Data records
═══
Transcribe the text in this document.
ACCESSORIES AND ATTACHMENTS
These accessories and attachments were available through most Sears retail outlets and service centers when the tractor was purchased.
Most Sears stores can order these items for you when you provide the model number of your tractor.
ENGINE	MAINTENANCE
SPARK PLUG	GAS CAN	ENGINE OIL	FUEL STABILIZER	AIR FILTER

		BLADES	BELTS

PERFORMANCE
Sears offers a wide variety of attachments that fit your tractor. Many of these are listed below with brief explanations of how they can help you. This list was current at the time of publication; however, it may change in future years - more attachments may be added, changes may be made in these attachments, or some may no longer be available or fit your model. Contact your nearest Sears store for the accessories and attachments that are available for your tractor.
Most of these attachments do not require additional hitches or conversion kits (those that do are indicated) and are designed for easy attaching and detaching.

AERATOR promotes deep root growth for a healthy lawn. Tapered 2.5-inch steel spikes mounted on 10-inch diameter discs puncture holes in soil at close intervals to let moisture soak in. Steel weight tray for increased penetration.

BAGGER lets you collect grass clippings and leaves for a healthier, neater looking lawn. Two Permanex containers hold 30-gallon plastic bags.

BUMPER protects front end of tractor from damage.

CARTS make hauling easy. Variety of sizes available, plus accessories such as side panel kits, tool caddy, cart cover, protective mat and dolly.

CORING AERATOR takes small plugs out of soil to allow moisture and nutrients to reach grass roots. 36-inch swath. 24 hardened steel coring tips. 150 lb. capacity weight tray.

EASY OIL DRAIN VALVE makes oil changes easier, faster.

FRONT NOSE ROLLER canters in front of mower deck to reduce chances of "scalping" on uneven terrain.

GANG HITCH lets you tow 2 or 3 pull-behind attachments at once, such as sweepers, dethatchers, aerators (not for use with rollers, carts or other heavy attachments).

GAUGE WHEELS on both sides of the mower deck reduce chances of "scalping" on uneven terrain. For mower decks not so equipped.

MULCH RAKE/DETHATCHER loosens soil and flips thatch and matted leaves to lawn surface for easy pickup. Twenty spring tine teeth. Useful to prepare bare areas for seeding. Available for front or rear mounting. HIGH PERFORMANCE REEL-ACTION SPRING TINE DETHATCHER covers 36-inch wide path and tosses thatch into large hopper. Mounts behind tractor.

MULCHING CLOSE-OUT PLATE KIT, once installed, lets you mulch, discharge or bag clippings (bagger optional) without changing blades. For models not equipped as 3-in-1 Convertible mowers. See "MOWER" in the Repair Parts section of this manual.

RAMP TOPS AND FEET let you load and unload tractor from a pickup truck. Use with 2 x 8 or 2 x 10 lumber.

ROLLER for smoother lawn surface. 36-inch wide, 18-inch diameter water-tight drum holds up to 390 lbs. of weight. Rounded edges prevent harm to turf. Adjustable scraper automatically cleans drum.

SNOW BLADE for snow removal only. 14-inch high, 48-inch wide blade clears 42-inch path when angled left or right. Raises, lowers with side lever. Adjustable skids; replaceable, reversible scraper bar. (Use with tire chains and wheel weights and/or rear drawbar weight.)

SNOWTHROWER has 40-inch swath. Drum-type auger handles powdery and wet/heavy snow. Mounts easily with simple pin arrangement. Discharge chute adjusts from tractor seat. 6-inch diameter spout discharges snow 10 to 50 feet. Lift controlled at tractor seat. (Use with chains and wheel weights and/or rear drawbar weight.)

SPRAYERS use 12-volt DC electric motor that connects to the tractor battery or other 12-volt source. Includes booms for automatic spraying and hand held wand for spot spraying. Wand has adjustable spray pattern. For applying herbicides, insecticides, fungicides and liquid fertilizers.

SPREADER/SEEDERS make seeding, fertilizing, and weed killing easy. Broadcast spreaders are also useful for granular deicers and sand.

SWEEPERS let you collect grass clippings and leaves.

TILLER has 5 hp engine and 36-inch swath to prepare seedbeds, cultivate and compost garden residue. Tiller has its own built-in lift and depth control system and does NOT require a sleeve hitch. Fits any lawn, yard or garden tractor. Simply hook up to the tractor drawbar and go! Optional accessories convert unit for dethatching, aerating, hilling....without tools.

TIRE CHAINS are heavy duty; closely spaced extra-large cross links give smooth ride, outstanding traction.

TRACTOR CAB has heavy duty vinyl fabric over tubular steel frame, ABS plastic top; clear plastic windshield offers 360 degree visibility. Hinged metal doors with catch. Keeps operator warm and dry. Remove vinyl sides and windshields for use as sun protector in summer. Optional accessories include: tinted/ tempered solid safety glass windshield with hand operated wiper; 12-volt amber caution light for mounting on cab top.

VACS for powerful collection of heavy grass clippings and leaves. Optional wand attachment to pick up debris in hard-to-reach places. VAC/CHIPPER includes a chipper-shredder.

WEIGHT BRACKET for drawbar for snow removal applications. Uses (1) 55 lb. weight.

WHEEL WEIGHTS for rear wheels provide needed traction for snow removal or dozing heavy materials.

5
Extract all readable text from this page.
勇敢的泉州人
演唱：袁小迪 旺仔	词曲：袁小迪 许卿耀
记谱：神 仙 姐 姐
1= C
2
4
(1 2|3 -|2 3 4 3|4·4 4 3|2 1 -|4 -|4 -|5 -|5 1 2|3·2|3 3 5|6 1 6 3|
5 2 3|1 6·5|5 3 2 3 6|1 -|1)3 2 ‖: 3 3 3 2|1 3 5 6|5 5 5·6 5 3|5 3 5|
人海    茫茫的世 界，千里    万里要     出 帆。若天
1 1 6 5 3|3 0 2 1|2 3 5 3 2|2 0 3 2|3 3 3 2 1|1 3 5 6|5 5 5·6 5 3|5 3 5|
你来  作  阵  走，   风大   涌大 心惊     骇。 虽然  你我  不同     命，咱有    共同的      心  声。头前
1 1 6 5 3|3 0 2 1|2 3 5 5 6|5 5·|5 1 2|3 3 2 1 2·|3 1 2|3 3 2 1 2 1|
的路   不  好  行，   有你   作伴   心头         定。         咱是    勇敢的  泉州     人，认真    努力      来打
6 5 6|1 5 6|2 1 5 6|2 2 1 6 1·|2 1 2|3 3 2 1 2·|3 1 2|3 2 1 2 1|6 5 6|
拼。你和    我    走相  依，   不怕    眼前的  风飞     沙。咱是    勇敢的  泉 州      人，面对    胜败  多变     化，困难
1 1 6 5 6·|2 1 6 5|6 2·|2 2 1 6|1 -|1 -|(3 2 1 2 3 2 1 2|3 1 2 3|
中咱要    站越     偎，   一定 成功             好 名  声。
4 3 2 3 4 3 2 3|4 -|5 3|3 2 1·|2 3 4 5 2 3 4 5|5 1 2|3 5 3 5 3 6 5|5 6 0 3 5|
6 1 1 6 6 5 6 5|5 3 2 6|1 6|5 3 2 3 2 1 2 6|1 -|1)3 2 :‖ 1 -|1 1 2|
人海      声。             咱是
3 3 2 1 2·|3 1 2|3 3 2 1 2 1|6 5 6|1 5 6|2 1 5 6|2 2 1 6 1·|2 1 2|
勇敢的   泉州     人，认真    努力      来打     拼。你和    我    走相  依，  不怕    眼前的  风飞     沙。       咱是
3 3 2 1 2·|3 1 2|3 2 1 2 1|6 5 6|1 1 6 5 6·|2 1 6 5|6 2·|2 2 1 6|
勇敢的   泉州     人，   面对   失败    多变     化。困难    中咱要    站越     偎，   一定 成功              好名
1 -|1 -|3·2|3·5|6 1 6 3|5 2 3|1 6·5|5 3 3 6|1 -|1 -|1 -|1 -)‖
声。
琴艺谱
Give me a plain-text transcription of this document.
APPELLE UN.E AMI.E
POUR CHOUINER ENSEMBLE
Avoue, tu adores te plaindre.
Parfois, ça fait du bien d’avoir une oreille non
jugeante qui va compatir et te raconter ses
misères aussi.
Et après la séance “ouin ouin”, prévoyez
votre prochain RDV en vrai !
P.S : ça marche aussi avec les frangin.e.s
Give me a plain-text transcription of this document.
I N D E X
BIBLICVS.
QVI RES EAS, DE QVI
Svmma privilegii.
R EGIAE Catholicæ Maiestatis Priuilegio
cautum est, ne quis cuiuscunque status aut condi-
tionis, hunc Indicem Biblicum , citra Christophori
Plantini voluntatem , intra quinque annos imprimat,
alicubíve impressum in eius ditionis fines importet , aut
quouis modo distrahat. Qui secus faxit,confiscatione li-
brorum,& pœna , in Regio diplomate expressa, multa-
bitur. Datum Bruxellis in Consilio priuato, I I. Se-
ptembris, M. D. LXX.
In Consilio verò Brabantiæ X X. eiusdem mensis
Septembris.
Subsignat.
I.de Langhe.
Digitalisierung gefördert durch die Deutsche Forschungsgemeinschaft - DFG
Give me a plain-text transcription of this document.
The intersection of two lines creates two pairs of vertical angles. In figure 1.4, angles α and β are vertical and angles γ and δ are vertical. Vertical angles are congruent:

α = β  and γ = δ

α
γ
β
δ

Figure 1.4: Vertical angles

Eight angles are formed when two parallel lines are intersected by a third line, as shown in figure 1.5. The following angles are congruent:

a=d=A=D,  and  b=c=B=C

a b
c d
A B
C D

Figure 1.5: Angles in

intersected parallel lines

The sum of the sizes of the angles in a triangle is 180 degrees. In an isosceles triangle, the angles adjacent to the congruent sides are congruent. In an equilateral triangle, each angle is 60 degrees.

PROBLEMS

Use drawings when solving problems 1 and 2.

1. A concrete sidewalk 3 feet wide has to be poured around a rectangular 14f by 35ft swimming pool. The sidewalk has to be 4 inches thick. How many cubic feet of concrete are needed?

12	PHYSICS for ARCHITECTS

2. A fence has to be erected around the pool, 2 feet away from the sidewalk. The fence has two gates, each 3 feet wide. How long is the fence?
═══
▸ **TO DO**:
Go through the records and copy each line with "scraper" in it.

▸ **TASK OUTPUT**:
ROLLER for smoother lawn surface. 36-inch wide, 18-inch diameter water-tight drum holds up to 390 lbs. of weight. Rounded edges prevent harm to turf. Adjustable scraper automatically cleans drum.
SNOW BLADE for snow removal only. 14-inch high, 48-inch wide blade clears 42-inch path when angled left or right. Raises, lowers with side lever. Adjustable skids; replaceable, reversible scraper bar. (Use with tire chains and wheel weights and/or rear drawbar weight.)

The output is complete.